# What the task asks
Please report, in full, each line in the items below that contains the word "airbags".

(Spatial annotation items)
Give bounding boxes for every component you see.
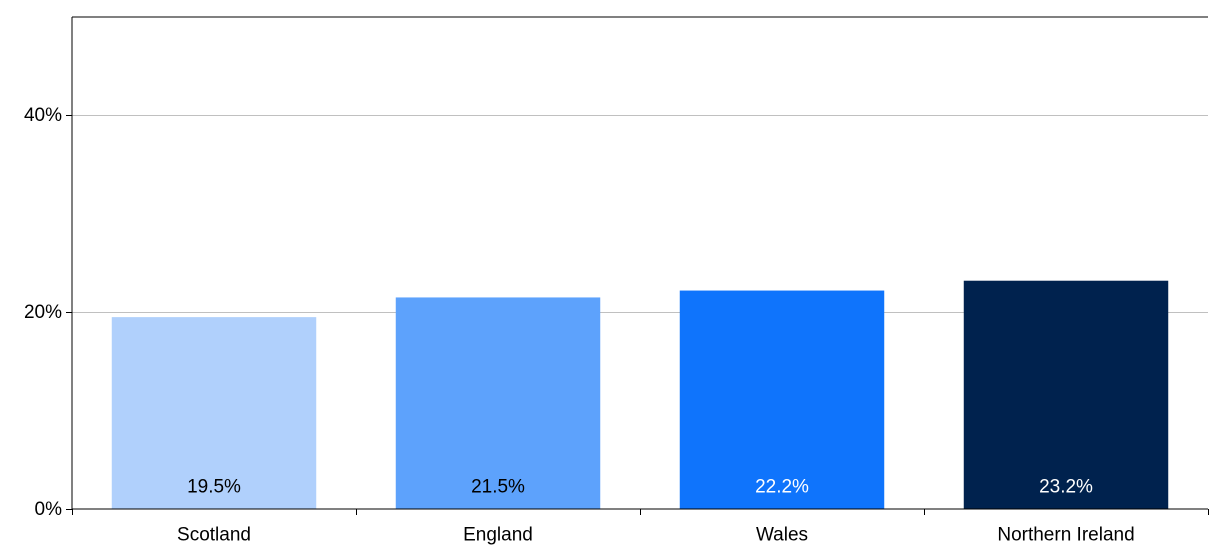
data-label: 21.5% bbox=[471, 477, 525, 498]
y-tick-label: 0% bbox=[35, 499, 63, 520]
bar-scotland bbox=[111, 317, 317, 509]
data-label: 22.2% bbox=[755, 477, 809, 498]
y-tick-label: 20% bbox=[24, 302, 62, 323]
gridlines bbox=[72, 16, 1208, 313]
labels: 0% 20% 40% 19.5% Scotland 21.5% England 22.2% Wa… bbox=[24, 105, 1135, 545]
x-category-label: England bbox=[463, 525, 533, 545]
x-category-label: Scotland bbox=[177, 525, 251, 545]
data-label: 23.2% bbox=[1039, 477, 1093, 498]
bar-northern-ireland bbox=[963, 280, 1169, 509]
bar-wales bbox=[679, 290, 885, 509]
y-tick-label: 40% bbox=[24, 105, 62, 126]
x-category-label: Northern Ireland bbox=[997, 525, 1134, 545]
x-category-label: Wales bbox=[756, 525, 808, 545]
bar-england bbox=[395, 297, 601, 509]
data-label: 19.5% bbox=[187, 477, 241, 498]
bars bbox=[111, 280, 1169, 509]
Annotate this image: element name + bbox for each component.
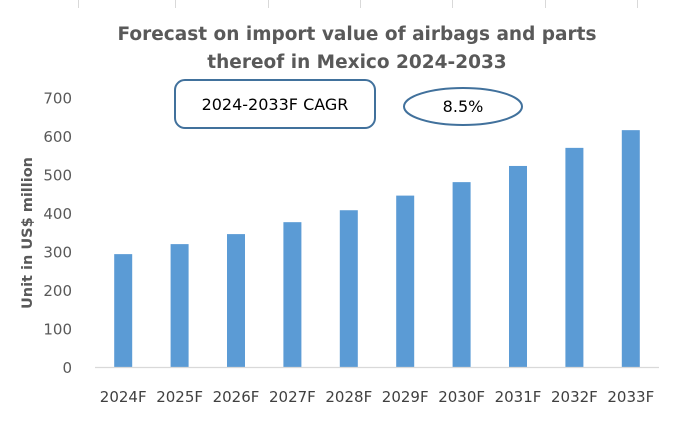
y-tick-label: 600 <box>43 128 72 146</box>
cagr-value-text: 8.5% <box>443 97 484 116</box>
y-tick-label: 700 <box>43 90 72 108</box>
y-tick-label: 200 <box>43 282 72 300</box>
cagr-label-box: 2024-2033F CAGR <box>174 79 376 129</box>
sheet-column-lines <box>78 0 638 8</box>
y-axis-ticks: 0 100 200 300 400 500 600 700 <box>43 90 72 378</box>
bar-2032F <box>565 147 584 368</box>
bar-2025F <box>170 244 189 368</box>
bar-2026F <box>227 234 245 368</box>
x-tick-label: 2029F <box>382 388 429 406</box>
x-tick-label: 2033F <box>607 388 654 406</box>
x-tick-label: 2028F <box>325 388 372 406</box>
cagr-label-border <box>174 79 376 129</box>
cagr-value-border <box>403 87 523 126</box>
y-axis-title: Unit in US$ million <box>20 157 36 309</box>
chart-title-line-2: thereof in Mexico 2024-2033 <box>207 52 506 73</box>
bar-2029F <box>396 195 415 368</box>
x-tick-label: 2025F <box>156 388 203 406</box>
bar-2031F <box>509 165 527 368</box>
y-tick-label: 500 <box>43 167 72 185</box>
chart-title: Forecast on import value of airbags and … <box>118 24 597 73</box>
x-tick-label: 2032F <box>551 388 598 406</box>
bar-2027F <box>283 222 302 368</box>
y-tick-label: 400 <box>43 205 72 223</box>
x-tick-label: 2026F <box>213 388 260 406</box>
bar-2028F <box>339 210 358 368</box>
bar-2030F <box>452 182 471 368</box>
x-tick-label: 2024F <box>100 388 147 406</box>
x-tick-label: 2030F <box>438 388 485 406</box>
x-axis-ticks: 2024F 2025F 2026F 2027F 2028F 2029F 2030F 2031F… <box>100 388 654 406</box>
y-tick-label: 0 <box>62 359 72 377</box>
bar-2024F <box>114 254 133 368</box>
bars <box>114 130 640 368</box>
chart-title-line-1: Forecast on import value of airbags and … <box>118 24 597 45</box>
x-tick-label: 2031F <box>495 388 542 406</box>
cagr-label-text: 2024-2033F CAGR <box>202 95 349 114</box>
x-tick-label: 2027F <box>269 388 316 406</box>
bar-2033F <box>621 130 640 368</box>
y-tick-label: 100 <box>43 321 72 339</box>
cagr-value-ellipse: 8.5% <box>403 87 523 126</box>
y-tick-label: 300 <box>43 244 72 262</box>
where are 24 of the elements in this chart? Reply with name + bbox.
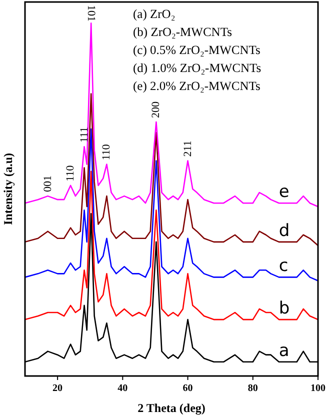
- annotation: (b) ZrO₂-MWCNTs: [133, 25, 232, 39]
- annotation: 110: [100, 144, 113, 160]
- annotation: (c) 0.5% ZrO₂-MWCNTs: [133, 43, 261, 57]
- annotation: 001: [42, 176, 54, 192]
- annotation: (e) 2.0% ZrO₂-MWCNTs: [133, 79, 261, 93]
- series-label: b: [278, 298, 290, 319]
- annotation: (d) 1.0% ZrO₂-MWCNTs: [133, 61, 262, 75]
- series-label: a: [278, 340, 290, 361]
- annotation: 200: [150, 100, 162, 118]
- annotation: 101: [84, 5, 97, 22]
- x-axis-title: 2 Theta (deg): [138, 401, 206, 415]
- series-label: e: [278, 182, 290, 202]
- x-tick-label: 20: [52, 383, 63, 394]
- x-tick-label: 60: [182, 383, 193, 394]
- text: (a) ZrO₂: [133, 7, 176, 21]
- y-axis-title: Intensity (a.u): [1, 152, 15, 226]
- annotation: 110: [64, 164, 77, 182]
- annotation: 211: [182, 140, 194, 157]
- x-tick-label: 40: [118, 383, 128, 394]
- series-label: d: [278, 220, 290, 241]
- annotation: 111: [78, 126, 90, 143]
- x-tick-label: 100: [310, 383, 326, 394]
- series-label: c: [278, 256, 288, 276]
- x-tick-label: 80: [248, 383, 258, 394]
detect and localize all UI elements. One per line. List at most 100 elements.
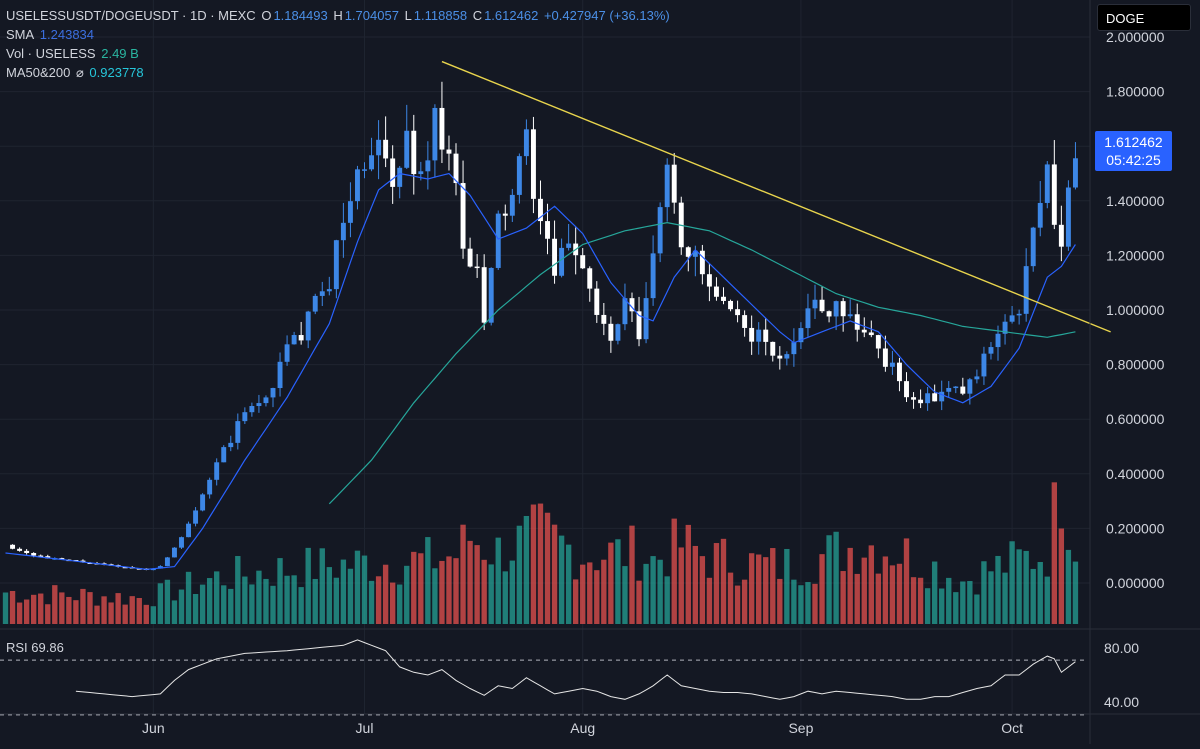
volume-bar — [833, 531, 839, 624]
candle-body — [376, 139, 382, 156]
volume-bar — [178, 589, 185, 624]
volume-bar — [9, 590, 16, 624]
volume-bar — [1072, 561, 1079, 624]
candle-body — [889, 362, 895, 367]
volume-bar — [608, 542, 614, 624]
candle-body — [805, 308, 811, 329]
candle-body — [791, 342, 797, 355]
volume-bar — [502, 571, 508, 624]
volume-bar — [657, 559, 663, 624]
candle-body — [981, 353, 987, 377]
candle-body — [319, 291, 325, 296]
volume-bar — [812, 583, 818, 624]
volume-bar — [530, 504, 537, 624]
volume-bar — [354, 550, 361, 624]
symbol-badge[interactable]: DOGE — [1097, 4, 1191, 31]
candle-body — [629, 298, 635, 312]
volume-bar — [664, 576, 670, 624]
candle-body — [967, 379, 973, 394]
volume-bar — [361, 555, 368, 624]
volume-bar — [439, 560, 445, 624]
volume-bar — [580, 564, 586, 624]
volume-bar — [544, 512, 551, 624]
candle-body — [728, 300, 733, 310]
volume-bar — [734, 585, 741, 624]
candle-body — [263, 397, 269, 404]
candle-body — [326, 289, 332, 292]
candle-body — [925, 393, 931, 404]
volume-bar — [488, 564, 494, 624]
volume-bar — [974, 594, 980, 624]
candle-body — [150, 568, 156, 571]
volume-bar — [368, 580, 375, 624]
sma-label: SMA — [6, 27, 35, 42]
volume-bar — [298, 587, 304, 624]
volume-bar — [840, 571, 846, 624]
volume-bar — [31, 594, 37, 624]
candle-body — [488, 267, 494, 323]
candle-body — [875, 335, 881, 349]
volume-bar — [418, 553, 424, 624]
candle-body — [706, 274, 712, 287]
volume-bar — [720, 538, 727, 624]
last-price-value: 1.612462 — [1104, 134, 1163, 150]
volume-bar — [382, 564, 389, 624]
ma-symbol: ⌀ — [75, 65, 84, 80]
y-tick-label: 1.000000 — [1106, 302, 1165, 318]
volume-bar — [903, 538, 910, 624]
change-value: +0.427947 (+36.13%) — [543, 8, 670, 23]
candle-body — [770, 341, 776, 356]
volume-bar — [59, 592, 65, 624]
volume-bar — [1016, 549, 1022, 624]
volume-bar — [115, 593, 121, 624]
volume-bar — [981, 561, 987, 624]
volume-bar — [108, 602, 114, 624]
y-tick-label: 0.200000 — [1106, 520, 1165, 536]
volume-bar — [587, 562, 593, 624]
volume-bar — [80, 588, 86, 624]
y-tick-label: 0.400000 — [1106, 466, 1165, 482]
candle-body — [1058, 224, 1064, 247]
candle-body — [481, 267, 487, 323]
volume-bar — [284, 575, 290, 624]
candle-body — [742, 315, 748, 328]
x-tick-label: Jul — [356, 720, 374, 736]
sma-line — [5, 172, 1076, 571]
volume-bar — [263, 578, 269, 624]
volume-bar — [206, 578, 213, 624]
volume-bar — [199, 584, 206, 624]
volume-bar — [129, 596, 135, 624]
volume-legend[interactable]: Vol · USELESS 2.49 B — [6, 46, 141, 62]
volume-bar — [2, 592, 9, 624]
sma-value: 1.243834 — [39, 27, 95, 42]
volume-bar — [305, 547, 311, 624]
volume-bar — [1023, 550, 1029, 624]
candle-body — [249, 406, 255, 413]
candle-body — [446, 149, 452, 154]
sma-legend[interactable]: SMA 1.243834 — [6, 27, 96, 43]
volume-bar — [960, 581, 966, 624]
candle-body — [664, 164, 670, 208]
volume-bar — [291, 575, 297, 624]
candle-body — [305, 311, 311, 341]
volume-bar — [256, 570, 262, 624]
candle-body — [939, 391, 945, 402]
rsi-legend[interactable]: RSI 69.86 — [6, 640, 64, 655]
volume-bar — [347, 568, 354, 624]
candle-body — [157, 566, 163, 569]
volume-bar — [763, 557, 769, 624]
high-value: 1.704057 — [344, 8, 399, 23]
candle-body — [453, 153, 459, 184]
symbol-title: USELESSUSDT/DOGEUSDT · 1D · MEXC — [6, 8, 256, 23]
volume-bar — [924, 588, 931, 624]
volume-bar — [622, 566, 628, 624]
volume-bar — [87, 592, 93, 624]
y-tick-label: 2.000000 — [1106, 29, 1165, 45]
volume-bar — [573, 579, 579, 624]
candle-body — [284, 344, 290, 362]
ma-legend[interactable]: MA50&200 ⌀ 0.923778 — [6, 65, 146, 81]
volume-bar — [192, 593, 199, 624]
ma-value: 0.923778 — [89, 65, 144, 80]
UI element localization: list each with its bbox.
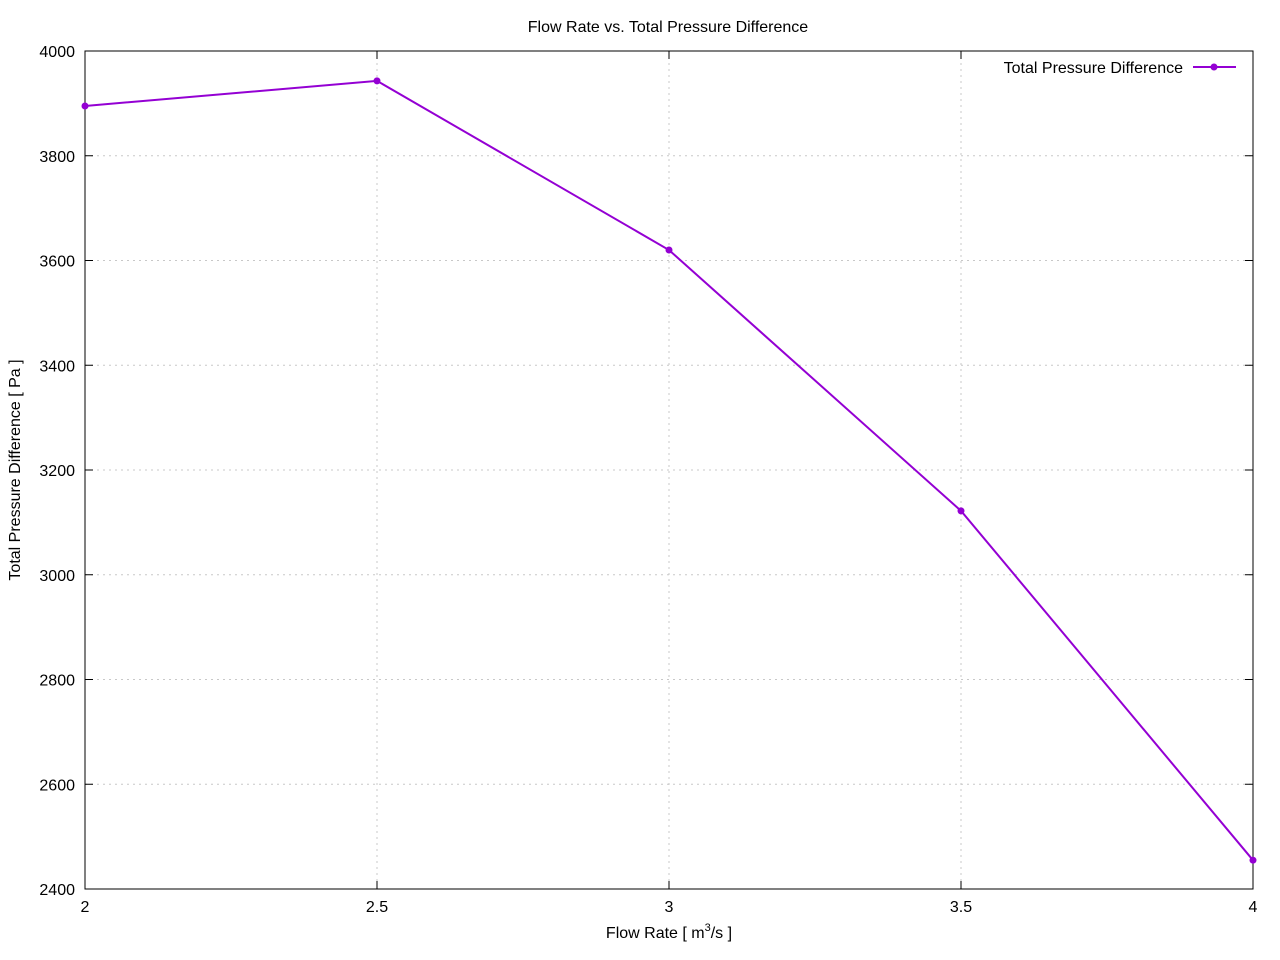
x-tick-label: 2 <box>81 899 90 916</box>
data-point <box>81 102 89 110</box>
axis-ticks <box>84 50 1254 890</box>
y-axis-label: Total Pressure Difference [ Pa ] <box>7 359 24 580</box>
y-tick-label: 4000 <box>39 44 75 61</box>
y-tick-label: 3000 <box>39 568 75 585</box>
y-tick-label: 3400 <box>39 358 75 375</box>
grid-lines <box>85 51 1253 889</box>
data-point <box>373 77 381 85</box>
x-tick-label: 3.5 <box>950 899 972 916</box>
data-point <box>1249 856 1257 864</box>
x-axis-label-superscript: 3 <box>705 922 711 934</box>
x-tick-label: 4 <box>1249 899 1258 916</box>
y-tick-label: 2400 <box>39 882 75 899</box>
data-point <box>665 246 673 254</box>
x-axis-label: Flow Rate [ m3/s ] <box>606 922 732 942</box>
y-tick-label: 3600 <box>39 254 75 271</box>
x-axis-tick-labels: 2 2.5 3 3.5 4 <box>81 899 1258 916</box>
series-layer <box>81 77 1257 864</box>
legend: Total Pressure Difference <box>1004 60 1236 77</box>
chart-title: Flow Rate vs. Total Pressure Difference <box>528 19 809 36</box>
x-axis-label-suffix: /s ] <box>711 925 732 942</box>
y-tick-label: 3800 <box>39 149 75 166</box>
y-tick-label: 2600 <box>39 777 75 794</box>
legend-marker <box>1210 63 1218 71</box>
x-tick-label: 3 <box>665 899 674 916</box>
y-axis-tick-labels: 2400 2600 2800 3000 3200 3400 3600 3800 4000 <box>39 44 75 899</box>
data-point <box>957 507 965 515</box>
x-tick-label: 2.5 <box>366 899 388 916</box>
y-tick-label: 2800 <box>39 673 75 690</box>
series-line <box>84 79 1254 861</box>
y-tick-label: 3200 <box>39 463 75 480</box>
legend-label-total-pressure-difference: Total Pressure Difference <box>1004 60 1183 77</box>
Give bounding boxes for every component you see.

# Result of this task
chart-title: Forecast on import value of airbags and … <box>118 24 597 73</box>
chart-title-line-1: Forecast on import value of airbags and … <box>118 24 597 45</box>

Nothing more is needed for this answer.